> WHAT NEEDS TO BE DONE: In the material below, find all lines with the string "survival" and copy them.

> SUPPLIED RECORDS:
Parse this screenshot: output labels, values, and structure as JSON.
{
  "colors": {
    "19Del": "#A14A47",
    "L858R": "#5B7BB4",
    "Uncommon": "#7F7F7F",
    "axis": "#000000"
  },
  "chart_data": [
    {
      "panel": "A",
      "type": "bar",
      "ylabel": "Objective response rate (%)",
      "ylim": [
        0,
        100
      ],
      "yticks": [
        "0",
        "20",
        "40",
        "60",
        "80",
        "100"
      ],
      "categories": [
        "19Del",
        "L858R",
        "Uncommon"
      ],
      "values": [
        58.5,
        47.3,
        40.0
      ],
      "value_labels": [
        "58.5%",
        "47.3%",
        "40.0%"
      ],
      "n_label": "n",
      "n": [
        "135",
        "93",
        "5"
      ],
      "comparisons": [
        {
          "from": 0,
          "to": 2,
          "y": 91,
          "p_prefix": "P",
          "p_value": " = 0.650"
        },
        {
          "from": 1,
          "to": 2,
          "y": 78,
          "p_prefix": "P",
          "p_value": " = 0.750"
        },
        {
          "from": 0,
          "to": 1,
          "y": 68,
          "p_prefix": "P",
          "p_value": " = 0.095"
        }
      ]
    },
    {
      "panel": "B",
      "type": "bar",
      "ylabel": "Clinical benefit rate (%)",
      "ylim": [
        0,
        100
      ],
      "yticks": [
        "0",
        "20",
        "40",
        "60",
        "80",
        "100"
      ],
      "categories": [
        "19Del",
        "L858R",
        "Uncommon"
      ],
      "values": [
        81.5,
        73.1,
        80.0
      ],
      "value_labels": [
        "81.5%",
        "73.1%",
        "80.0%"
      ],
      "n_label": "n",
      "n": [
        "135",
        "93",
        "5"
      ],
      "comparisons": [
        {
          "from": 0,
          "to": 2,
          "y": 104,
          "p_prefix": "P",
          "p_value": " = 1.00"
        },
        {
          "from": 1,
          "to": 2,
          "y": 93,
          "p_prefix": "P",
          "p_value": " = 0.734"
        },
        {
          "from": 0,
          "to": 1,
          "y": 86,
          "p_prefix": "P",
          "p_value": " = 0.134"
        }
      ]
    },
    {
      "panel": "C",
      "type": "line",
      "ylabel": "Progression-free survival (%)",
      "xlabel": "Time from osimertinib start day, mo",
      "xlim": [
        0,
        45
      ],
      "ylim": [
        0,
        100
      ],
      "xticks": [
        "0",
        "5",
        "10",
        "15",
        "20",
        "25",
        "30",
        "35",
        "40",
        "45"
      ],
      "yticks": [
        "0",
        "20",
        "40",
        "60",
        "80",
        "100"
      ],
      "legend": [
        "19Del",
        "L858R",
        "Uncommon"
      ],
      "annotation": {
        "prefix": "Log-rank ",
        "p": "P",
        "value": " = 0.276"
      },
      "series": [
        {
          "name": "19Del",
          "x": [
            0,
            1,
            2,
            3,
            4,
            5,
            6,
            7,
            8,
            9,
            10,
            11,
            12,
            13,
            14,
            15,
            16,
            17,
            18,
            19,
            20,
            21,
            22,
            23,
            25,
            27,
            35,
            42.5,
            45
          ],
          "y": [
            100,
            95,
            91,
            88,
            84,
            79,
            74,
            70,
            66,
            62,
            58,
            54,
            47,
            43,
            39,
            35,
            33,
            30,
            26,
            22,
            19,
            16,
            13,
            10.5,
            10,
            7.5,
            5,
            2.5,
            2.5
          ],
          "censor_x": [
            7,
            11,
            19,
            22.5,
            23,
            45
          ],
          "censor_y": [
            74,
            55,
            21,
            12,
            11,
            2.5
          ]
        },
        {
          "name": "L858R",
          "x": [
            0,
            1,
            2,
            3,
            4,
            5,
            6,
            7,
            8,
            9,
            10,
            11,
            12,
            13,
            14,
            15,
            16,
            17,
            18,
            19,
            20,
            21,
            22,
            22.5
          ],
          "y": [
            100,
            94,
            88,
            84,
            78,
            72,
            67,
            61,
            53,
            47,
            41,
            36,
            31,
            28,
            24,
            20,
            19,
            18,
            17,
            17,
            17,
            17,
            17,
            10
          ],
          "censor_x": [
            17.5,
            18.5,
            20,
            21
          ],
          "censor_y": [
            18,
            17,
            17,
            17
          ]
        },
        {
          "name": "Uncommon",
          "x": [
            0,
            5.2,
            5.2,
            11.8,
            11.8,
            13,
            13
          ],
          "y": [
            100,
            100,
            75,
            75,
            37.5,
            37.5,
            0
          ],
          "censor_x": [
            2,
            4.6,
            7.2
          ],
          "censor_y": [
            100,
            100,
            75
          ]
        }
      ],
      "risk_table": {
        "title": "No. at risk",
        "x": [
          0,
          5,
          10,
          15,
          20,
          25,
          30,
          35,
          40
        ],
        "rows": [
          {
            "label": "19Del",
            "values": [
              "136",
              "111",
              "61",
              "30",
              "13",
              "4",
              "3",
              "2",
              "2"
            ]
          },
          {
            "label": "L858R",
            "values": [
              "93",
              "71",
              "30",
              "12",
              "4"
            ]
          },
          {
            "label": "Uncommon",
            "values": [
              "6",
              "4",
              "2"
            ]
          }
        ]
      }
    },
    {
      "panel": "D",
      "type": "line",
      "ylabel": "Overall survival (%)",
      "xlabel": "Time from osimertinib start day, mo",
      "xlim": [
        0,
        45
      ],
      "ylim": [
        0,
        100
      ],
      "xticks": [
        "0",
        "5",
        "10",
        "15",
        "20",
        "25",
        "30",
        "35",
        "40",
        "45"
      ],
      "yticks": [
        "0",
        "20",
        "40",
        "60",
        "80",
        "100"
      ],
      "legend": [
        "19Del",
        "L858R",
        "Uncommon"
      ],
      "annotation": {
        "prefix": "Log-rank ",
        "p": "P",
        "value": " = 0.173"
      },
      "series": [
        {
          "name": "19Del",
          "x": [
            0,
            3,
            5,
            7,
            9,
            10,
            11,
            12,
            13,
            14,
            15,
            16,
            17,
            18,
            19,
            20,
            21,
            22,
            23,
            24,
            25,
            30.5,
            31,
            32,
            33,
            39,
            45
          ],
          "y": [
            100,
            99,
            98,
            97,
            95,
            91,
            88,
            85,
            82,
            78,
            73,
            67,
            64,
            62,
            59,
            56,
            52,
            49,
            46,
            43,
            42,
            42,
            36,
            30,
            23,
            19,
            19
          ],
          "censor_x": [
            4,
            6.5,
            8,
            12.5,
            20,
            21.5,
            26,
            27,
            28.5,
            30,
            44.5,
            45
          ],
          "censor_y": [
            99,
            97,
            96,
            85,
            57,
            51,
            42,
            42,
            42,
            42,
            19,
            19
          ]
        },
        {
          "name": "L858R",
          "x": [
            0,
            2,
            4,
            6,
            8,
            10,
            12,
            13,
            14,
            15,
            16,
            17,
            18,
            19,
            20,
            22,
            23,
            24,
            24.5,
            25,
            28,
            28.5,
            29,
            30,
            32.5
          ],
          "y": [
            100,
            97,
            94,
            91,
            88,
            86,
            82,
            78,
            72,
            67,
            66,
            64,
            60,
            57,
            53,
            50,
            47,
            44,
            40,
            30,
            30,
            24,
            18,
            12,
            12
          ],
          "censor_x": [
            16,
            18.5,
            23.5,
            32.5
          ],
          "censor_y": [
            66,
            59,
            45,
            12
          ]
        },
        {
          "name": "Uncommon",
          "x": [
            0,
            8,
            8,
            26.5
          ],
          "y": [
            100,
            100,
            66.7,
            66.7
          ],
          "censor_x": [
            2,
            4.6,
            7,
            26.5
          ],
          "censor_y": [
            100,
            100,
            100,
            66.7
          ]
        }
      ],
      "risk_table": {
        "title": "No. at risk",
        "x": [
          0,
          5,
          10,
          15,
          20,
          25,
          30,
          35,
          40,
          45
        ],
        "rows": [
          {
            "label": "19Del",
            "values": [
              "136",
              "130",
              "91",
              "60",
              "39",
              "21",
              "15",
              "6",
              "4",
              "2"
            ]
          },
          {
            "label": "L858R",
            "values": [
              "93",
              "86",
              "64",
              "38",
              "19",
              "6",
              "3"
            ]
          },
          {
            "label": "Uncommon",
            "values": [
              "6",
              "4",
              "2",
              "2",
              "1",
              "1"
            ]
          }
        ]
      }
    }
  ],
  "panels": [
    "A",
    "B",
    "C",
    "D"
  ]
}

> COMPLETE ANSWER:
      "ylabel": "Progression-free survival (%)",
      "ylabel": "Overall survival (%)",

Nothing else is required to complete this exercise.